(Stored data)
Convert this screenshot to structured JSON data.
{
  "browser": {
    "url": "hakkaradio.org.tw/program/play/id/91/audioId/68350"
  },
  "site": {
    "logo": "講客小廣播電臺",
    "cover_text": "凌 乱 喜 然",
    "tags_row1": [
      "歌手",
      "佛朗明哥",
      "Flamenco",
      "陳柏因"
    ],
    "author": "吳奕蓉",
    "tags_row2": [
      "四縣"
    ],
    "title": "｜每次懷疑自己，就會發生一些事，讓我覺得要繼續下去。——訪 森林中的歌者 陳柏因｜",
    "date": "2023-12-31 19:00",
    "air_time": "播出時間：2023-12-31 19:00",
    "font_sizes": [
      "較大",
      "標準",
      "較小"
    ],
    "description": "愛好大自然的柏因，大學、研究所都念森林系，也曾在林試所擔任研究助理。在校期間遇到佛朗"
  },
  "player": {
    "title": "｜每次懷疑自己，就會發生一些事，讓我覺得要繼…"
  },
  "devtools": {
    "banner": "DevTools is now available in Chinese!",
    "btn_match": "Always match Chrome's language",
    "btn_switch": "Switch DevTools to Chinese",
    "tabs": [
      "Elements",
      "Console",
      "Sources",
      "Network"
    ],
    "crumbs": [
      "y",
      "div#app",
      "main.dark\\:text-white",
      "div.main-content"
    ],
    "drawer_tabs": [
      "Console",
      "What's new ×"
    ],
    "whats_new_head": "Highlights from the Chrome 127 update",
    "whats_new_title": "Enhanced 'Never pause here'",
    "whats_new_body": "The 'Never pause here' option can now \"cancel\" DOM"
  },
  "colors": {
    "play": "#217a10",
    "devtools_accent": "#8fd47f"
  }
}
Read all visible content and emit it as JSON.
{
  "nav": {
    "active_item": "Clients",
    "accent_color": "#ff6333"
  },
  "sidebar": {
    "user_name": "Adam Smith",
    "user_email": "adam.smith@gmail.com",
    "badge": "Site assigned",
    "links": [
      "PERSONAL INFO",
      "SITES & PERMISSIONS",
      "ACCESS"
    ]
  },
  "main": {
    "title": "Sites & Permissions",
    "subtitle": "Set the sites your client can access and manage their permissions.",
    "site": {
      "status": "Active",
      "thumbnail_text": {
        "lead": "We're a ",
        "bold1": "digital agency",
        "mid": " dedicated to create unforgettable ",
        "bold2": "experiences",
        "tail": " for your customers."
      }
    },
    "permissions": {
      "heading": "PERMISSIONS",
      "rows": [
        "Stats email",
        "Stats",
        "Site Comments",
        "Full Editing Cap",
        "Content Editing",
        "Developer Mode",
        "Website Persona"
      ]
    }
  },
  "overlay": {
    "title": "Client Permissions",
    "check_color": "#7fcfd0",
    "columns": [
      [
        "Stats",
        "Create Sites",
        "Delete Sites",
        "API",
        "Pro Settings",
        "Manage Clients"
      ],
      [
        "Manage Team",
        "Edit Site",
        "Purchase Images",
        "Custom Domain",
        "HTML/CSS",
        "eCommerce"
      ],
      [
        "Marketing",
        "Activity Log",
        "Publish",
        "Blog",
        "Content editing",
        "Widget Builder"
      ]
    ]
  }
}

▸ WRITTEN EXERCISE
Print every line of the records exactly. Omit nothing.

▸ WRITTEN SOLUTION
Convert this screenshot to structured JSON data.
{
  "browser": {
    "url": "hakkaradio.org.tw/program/play/id/91/audioId/68350"
  },
  "site": {
    "logo": "講客小廣播電臺",
    "cover_text": "凌 乱 喜 然",
    "tags_row1": [
      "歌手",
      "佛朗明哥",
      "Flamenco",
      "陳柏因"
    ],
    "author": "吳奕蓉",
    "tags_row2": [
      "四縣"
    ],
    "title": "｜每次懷疑自己，就會發生一些事，讓我覺得要繼續下去。——訪 森林中的歌者 陳柏因｜",
    "date": "2023-12-31 19:00",
    "air_time": "播出時間：2023-12-31 19:00",
    "font_sizes": [
      "較大",
      "標準",
      "較小"
    ],
    "description": "愛好大自然的柏因，大學、研究所都念森林系，也曾在林試所擔任研究助理。在校期間遇到佛朗"
  },
  "player": {
    "title": "｜每次懷疑自己，就會發生一些事，讓我覺得要繼…"
  },
  "devtools": {
    "banner": "DevTools is now available in Chinese!",
    "btn_match": "Always match Chrome's language",
    "btn_switch": "Switch DevTools to Chinese",
    "tabs": [
      "Elements",
      "Console",
      "Sources",
      "Network"
    ],
    "crumbs": [
      "y",
      "div#app",
      "main.dark\\:text-white",
      "div.main-content"
    ],
    "drawer_tabs": [
      "Console",
      "What's new ×"
    ],
    "whats_new_head": "Highlights from the Chrome 127 update",
    "whats_new_title": "Enhanced 'Never pause here'",
    "whats_new_body": "The 'Never pause here' option can now \"cancel\" DOM"
  },
  "colors": {
    "play": "#217a10",
    "devtools_accent": "#8fd47f"
  }
}
Read all visible content and emit it as JSON.
{
  "nav": {
    "active_item": "Clients",
    "accent_color": "#ff6333"
  },
  "sidebar": {
    "user_name": "Adam Smith",
    "user_email": "adam.smith@gmail.com",
    "badge": "Site assigned",
    "links": [
      "PERSONAL INFO",
      "SITES & PERMISSIONS",
      "ACCESS"
    ]
  },
  "main": {
    "title": "Sites & Permissions",
    "subtitle": "Set the sites your client can access and manage their permissions.",
    "site": {
      "status": "Active",
      "thumbnail_text": {
        "lead": "We're a ",
        "bold1": "digital agency",
        "mid": " dedicated to create unforgettable ",
        "bold2": "experiences",
        "tail": " for your customers."
      }
    },
    "permissions": {
      "heading": "PERMISSIONS",
      "rows": [
        "Stats email",
        "Stats",
        "Site Comments",
        "Full Editing Cap",
        "Content Editing",
        "Developer Mode",
        "Website Persona"
      ]
    }
  },
  "overlay": {
    "title": "Client Permissions",
    "check_color": "#7fcfd0",
    "columns": [
      [
        "Stats",
        "Create Sites",
        "Delete Sites",
        "API",
        "Pro Settings",
        "Manage Clients"
      ],
      [
        "Manage Team",
        "Edit Site",
        "Purchase Images",
        "Custom Domain",
        "HTML/CSS",
        "eCommerce"
      ],
      [
        "Marketing",
        "Activity Log",
        "Publish",
        "Blog",
        "Content editing",
        "Widget Builder"
      ]
    ]
  }
}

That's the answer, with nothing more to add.